[Begin Exercise input]
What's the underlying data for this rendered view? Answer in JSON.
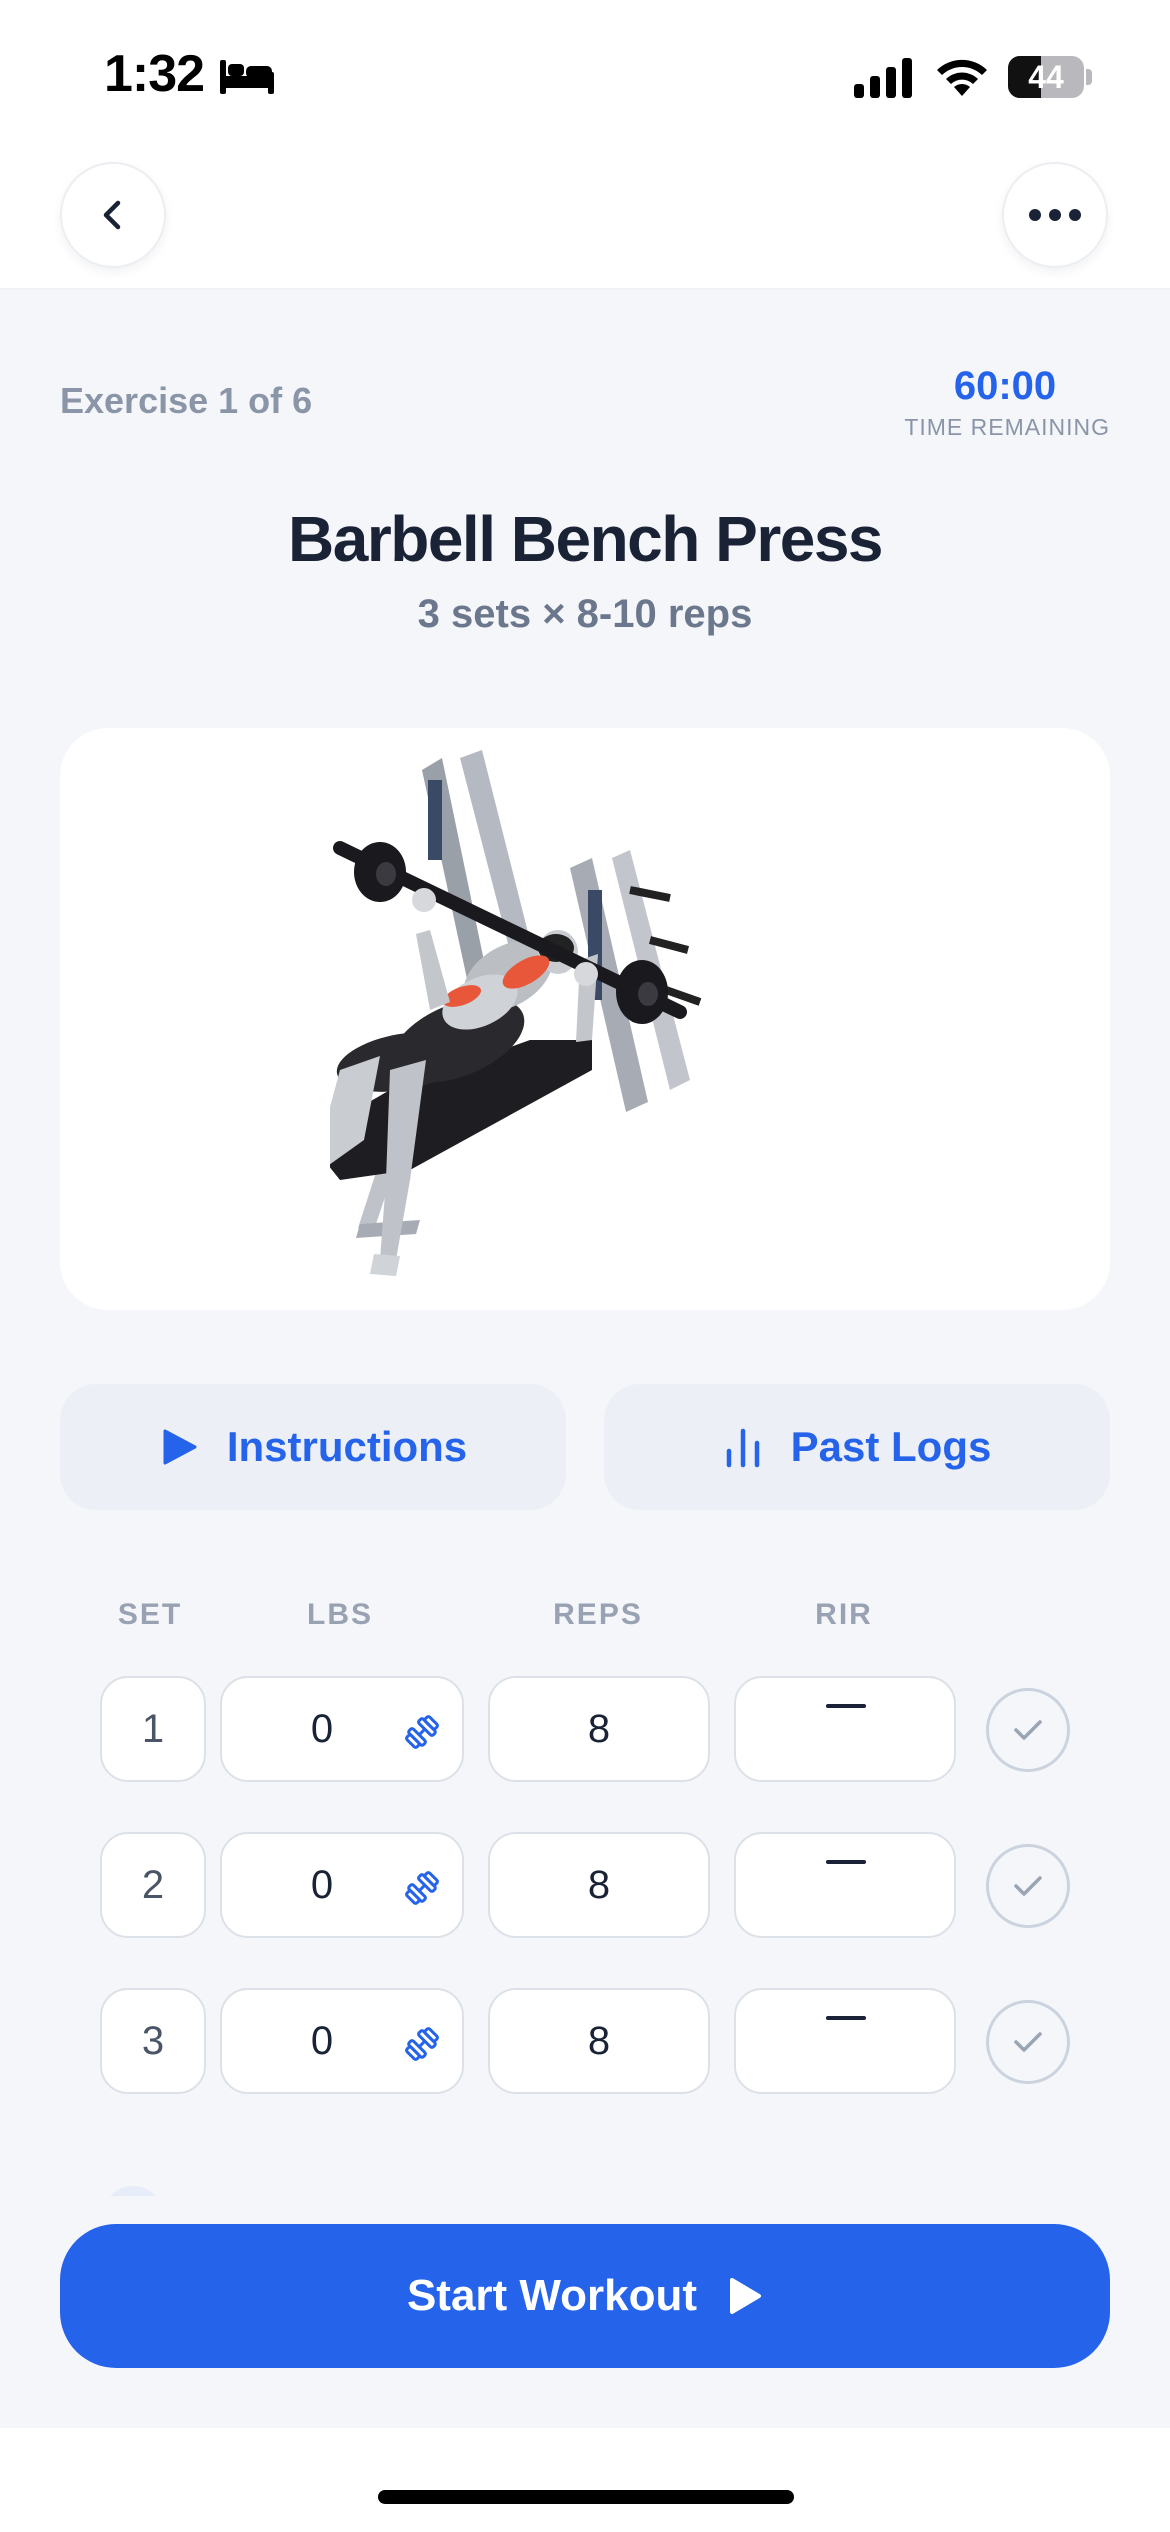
{
  "status_bar": {
    "time": "1:32",
    "battery_level": "44",
    "battery_fraction": 0.44,
    "icons": [
      "bed-icon",
      "signal-icon",
      "wifi-icon",
      "battery-icon"
    ]
  },
  "nav": {
    "back_icon": "chevron-left-icon",
    "more_icon": "ellipsis-icon"
  },
  "header": {
    "exercise_counter": "Exercise 1 of 6",
    "timer_value": "60:00",
    "timer_label": "TIME REMAINING"
  },
  "exercise": {
    "title": "Barbell Bench Press",
    "scheme": "3 sets × 8-10 reps",
    "image_icon": "bench-press-illustration"
  },
  "actions": {
    "instructions_label": "Instructions",
    "instructions_icon": "play-icon",
    "past_logs_label": "Past Logs",
    "past_logs_icon": "bar-chart-icon"
  },
  "sets_table": {
    "headers": {
      "set": "SET",
      "lbs": "LBS",
      "reps": "REPS",
      "rir": "RIR"
    },
    "rows": [
      {
        "set": "1",
        "lbs": "0",
        "reps": "8",
        "rir": ""
      },
      {
        "set": "2",
        "lbs": "0",
        "reps": "8",
        "rir": ""
      },
      {
        "set": "3",
        "lbs": "0",
        "reps": "8",
        "rir": ""
      }
    ]
  },
  "footer": {
    "start_label": "Start Workout",
    "start_icon": "play-icon"
  },
  "colors": {
    "accent": "#2563EB",
    "background": "#F4F6FA",
    "muted_text": "#8A95A8",
    "title_text": "#1A2236",
    "muscle_highlight": "#E8573A"
  }
}
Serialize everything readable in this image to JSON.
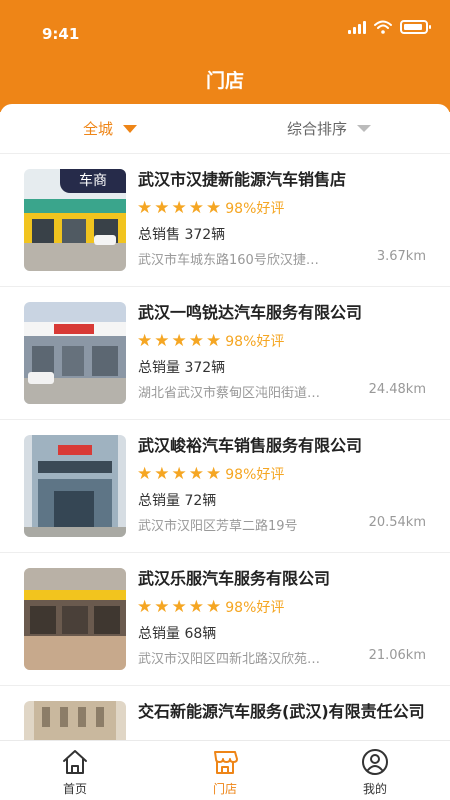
{
  "status": {
    "time": "9:41"
  },
  "header": {
    "title": "门店"
  },
  "filters": {
    "city": "全城",
    "sort": "综合排序"
  },
  "stores": [
    {
      "name": "武汉市汉捷新能源汽车销售店",
      "rating": "98%好评",
      "stars": 5,
      "sales": "总销售 372辆",
      "address": "武汉市车城东路160号欣汉捷…",
      "distance": "3.67km",
      "tag": "车商"
    },
    {
      "name": "武汉一鸣锐达汽车服务有限公司",
      "rating": "98%好评",
      "stars": 5,
      "sales": "总销量 372辆",
      "address": "湖北省武汉市蔡甸区沌阳街道…",
      "distance": "24.48km"
    },
    {
      "name": "武汉峻裕汽车销售服务有限公司",
      "rating": "98%好评",
      "stars": 5,
      "sales": "总销量 72辆",
      "address": "武汉市汉阳区芳草二路19号",
      "distance": "20.54km"
    },
    {
      "name": "武汉乐服汽车服务有限公司",
      "rating": "98%好评",
      "stars": 5,
      "sales": "总销量 68辆",
      "address": "武汉市汉阳区四新北路汉欣苑…",
      "distance": "21.06km"
    },
    {
      "name": "交石新能源汽车服务(武汉)有限责任公司"
    }
  ],
  "tabbar": [
    {
      "label": "首页",
      "icon": "home-icon"
    },
    {
      "label": "门店",
      "icon": "store-icon",
      "active": true
    },
    {
      "label": "我的",
      "icon": "profile-icon"
    }
  ],
  "colors": {
    "accent": "#ee8517",
    "star": "#f5a623",
    "tag_bg": "#262b4a"
  }
}
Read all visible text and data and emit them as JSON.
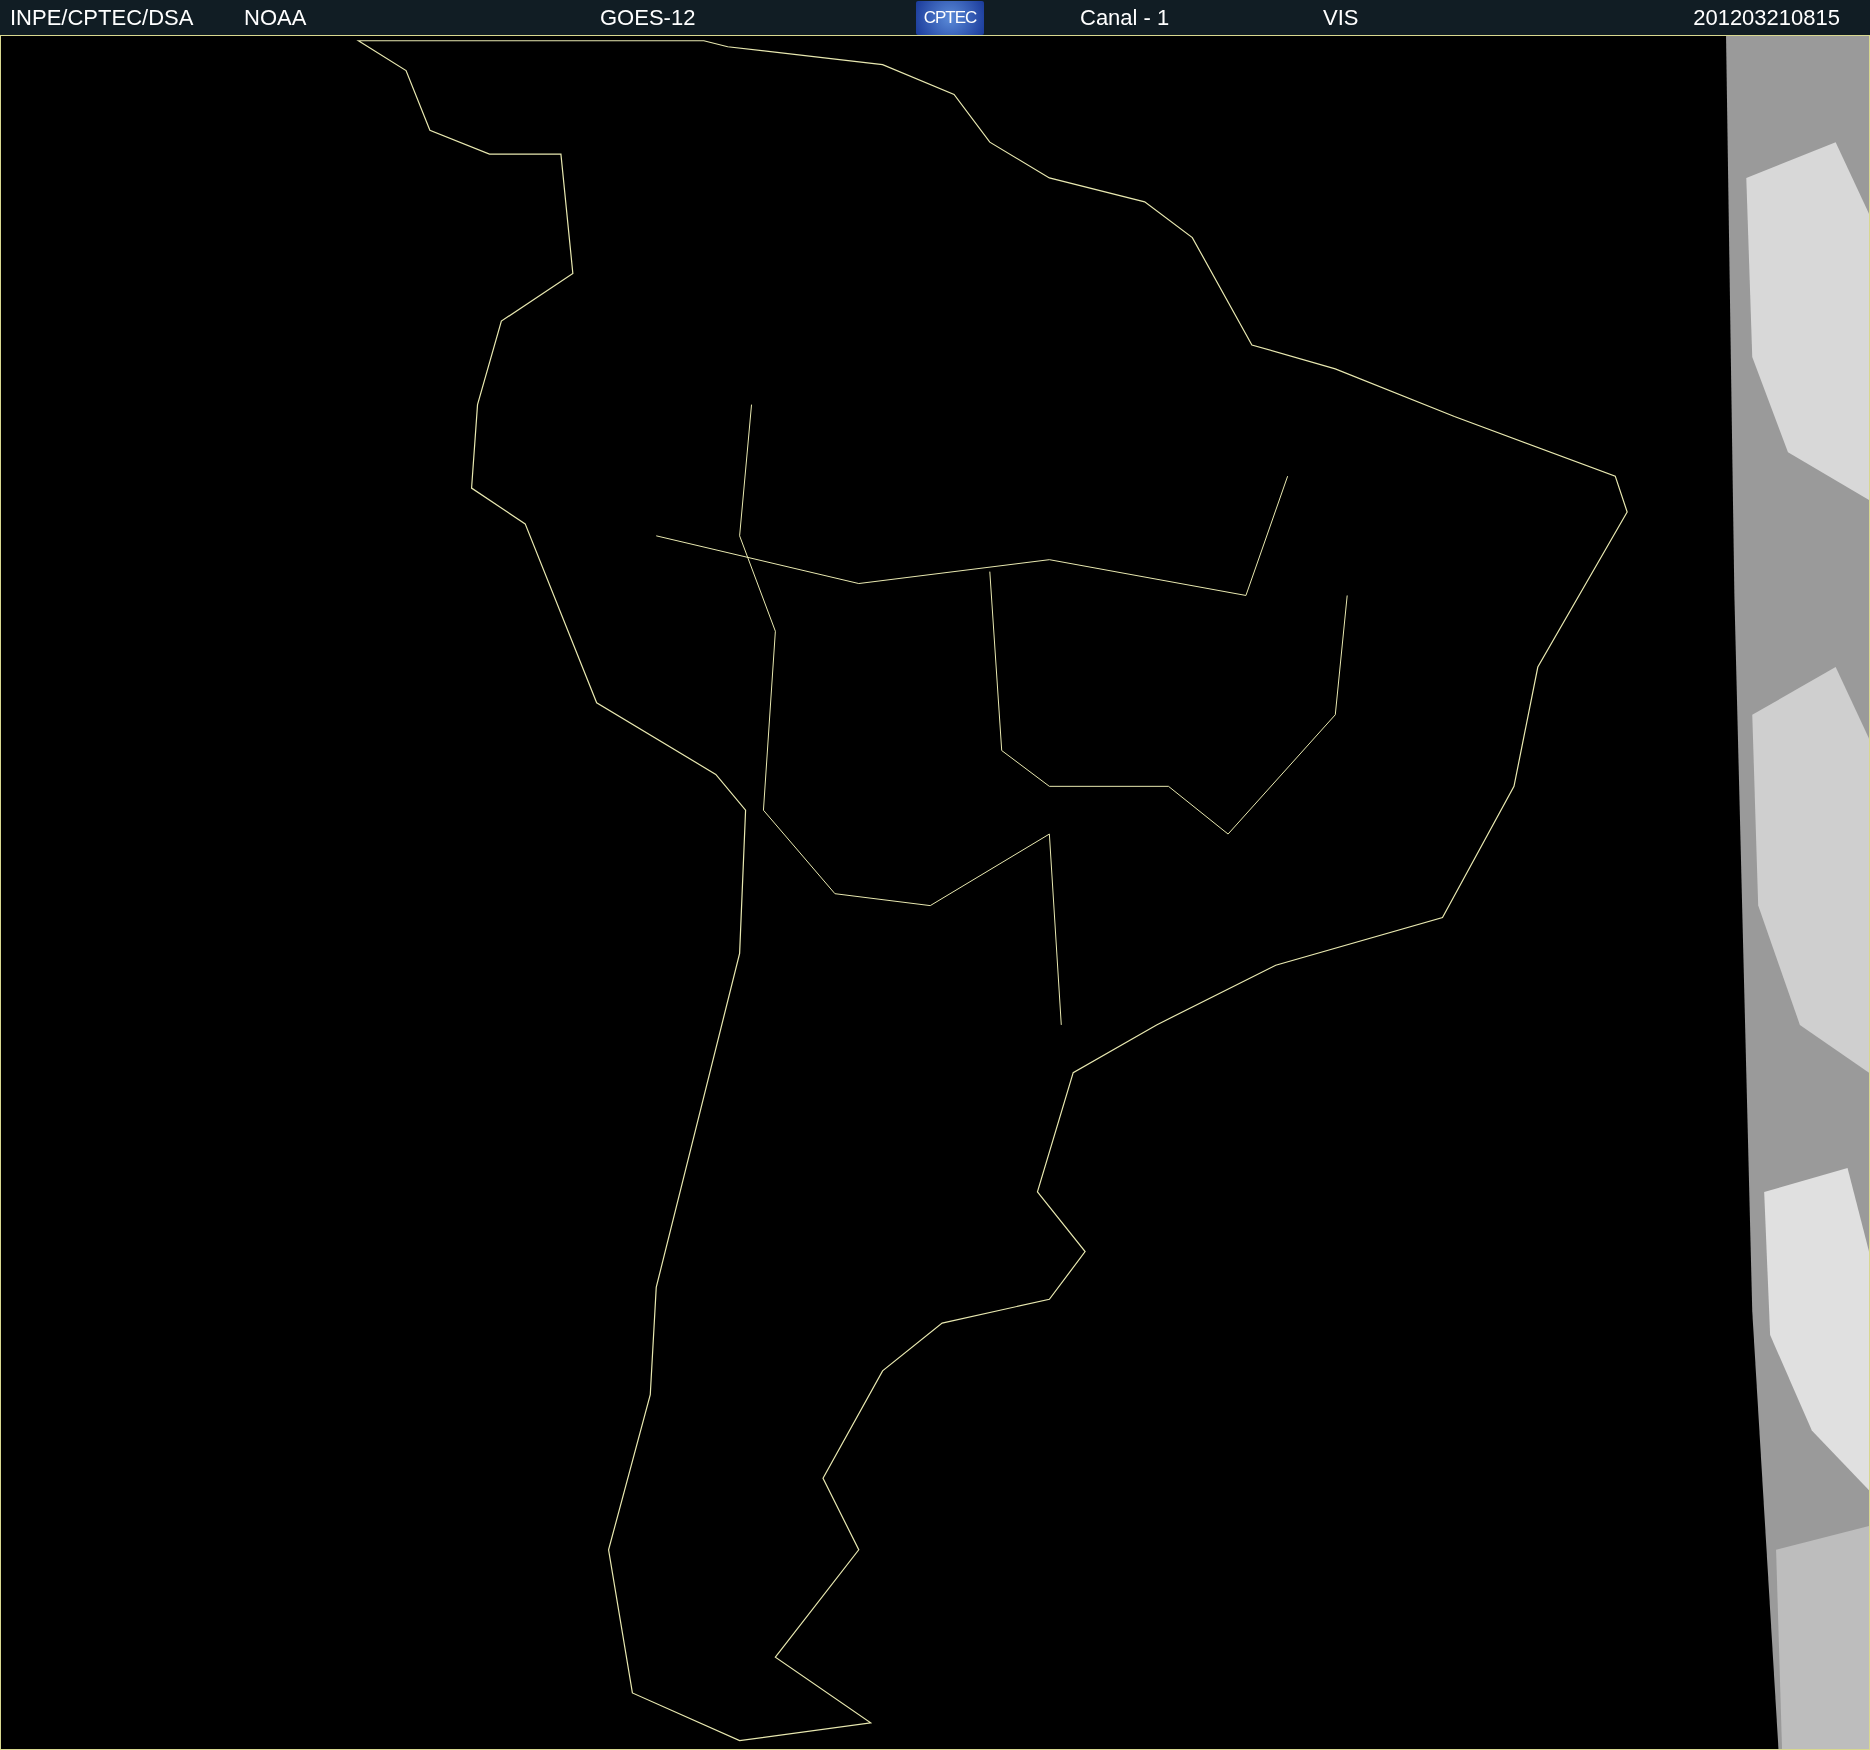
{
  "header": {
    "source": "INPE/CPTEC/DSA",
    "agency": "NOAA",
    "satellite": "GOES-12",
    "logo": "CPTEC",
    "channel": "Canal - 1",
    "band": "VIS",
    "timestamp": "201203210815"
  }
}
[End Exercise input]
Task instructions
Copy out all the data exactly; skip the pictures.

Result below
What's the underlying data for this rendered view? Answer in JSON.
{
  "status_bar": {
    "time": "1:32",
    "battery_level": "44",
    "battery_fraction": 0.44,
    "icons": [
      "bed-icon",
      "signal-icon",
      "wifi-icon",
      "battery-icon"
    ]
  },
  "nav": {
    "back_icon": "chevron-left-icon",
    "more_icon": "ellipsis-icon"
  },
  "header": {
    "exercise_counter": "Exercise 1 of 6",
    "timer_value": "60:00",
    "timer_label": "TIME REMAINING"
  },
  "exercise": {
    "title": "Barbell Bench Press",
    "scheme": "3 sets × 8-10 reps",
    "image_icon": "bench-press-illustration"
  },
  "actions": {
    "instructions_label": "Instructions",
    "instructions_icon": "play-icon",
    "past_logs_label": "Past Logs",
    "past_logs_icon": "bar-chart-icon"
  },
  "sets_table": {
    "headers": {
      "set": "SET",
      "lbs": "LBS",
      "reps": "REPS",
      "rir": "RIR"
    },
    "rows": [
      {
        "set": "1",
        "lbs": "0",
        "reps": "8",
        "rir": ""
      },
      {
        "set": "2",
        "lbs": "0",
        "reps": "8",
        "rir": ""
      },
      {
        "set": "3",
        "lbs": "0",
        "reps": "8",
        "rir": ""
      }
    ]
  },
  "footer": {
    "start_label": "Start Workout",
    "start_icon": "play-icon"
  },
  "colors": {
    "accent": "#2563EB",
    "background": "#F4F6FA",
    "muted_text": "#8A95A8",
    "title_text": "#1A2236",
    "muscle_highlight": "#E8573A"
  }
}
Serialize everything readable in this image to JSON.
{
  "status": {
    "time": "9:41"
  },
  "header": {
    "title": "门店"
  },
  "filters": {
    "city": "全城",
    "sort": "综合排序"
  },
  "stores": [
    {
      "name": "武汉市汉捷新能源汽车销售店",
      "rating": "98%好评",
      "stars": 5,
      "sales": "总销售 372辆",
      "address": "武汉市车城东路160号欣汉捷…",
      "distance": "3.67km",
      "tag": "车商"
    },
    {
      "name": "武汉一鸣锐达汽车服务有限公司",
      "rating": "98%好评",
      "stars": 5,
      "sales": "总销量 372辆",
      "address": "湖北省武汉市蔡甸区沌阳街道…",
      "distance": "24.48km"
    },
    {
      "name": "武汉峻裕汽车销售服务有限公司",
      "rating": "98%好评",
      "stars": 5,
      "sales": "总销量 72辆",
      "address": "武汉市汉阳区芳草二路19号",
      "distance": "20.54km"
    },
    {
      "name": "武汉乐服汽车服务有限公司",
      "rating": "98%好评",
      "stars": 5,
      "sales": "总销量 68辆",
      "address": "武汉市汉阳区四新北路汉欣苑…",
      "distance": "21.06km"
    },
    {
      "name": "交石新能源汽车服务(武汉)有限责任公司"
    }
  ],
  "tabbar": [
    {
      "label": "首页",
      "icon": "home-icon"
    },
    {
      "label": "门店",
      "icon": "store-icon",
      "active": true
    },
    {
      "label": "我的",
      "icon": "profile-icon"
    }
  ],
  "colors": {
    "accent": "#ee8517",
    "star": "#f5a623",
    "tag_bg": "#262b4a"
  }
}
Read all visible text and data and emit them as JSON.
{
  "header": {
    "source": "INPE/CPTEC/DSA",
    "agency": "NOAA",
    "satellite": "GOES-12",
    "logo": "CPTEC",
    "channel": "Canal - 1",
    "band": "VIS",
    "timestamp": "201203210815"
  }
}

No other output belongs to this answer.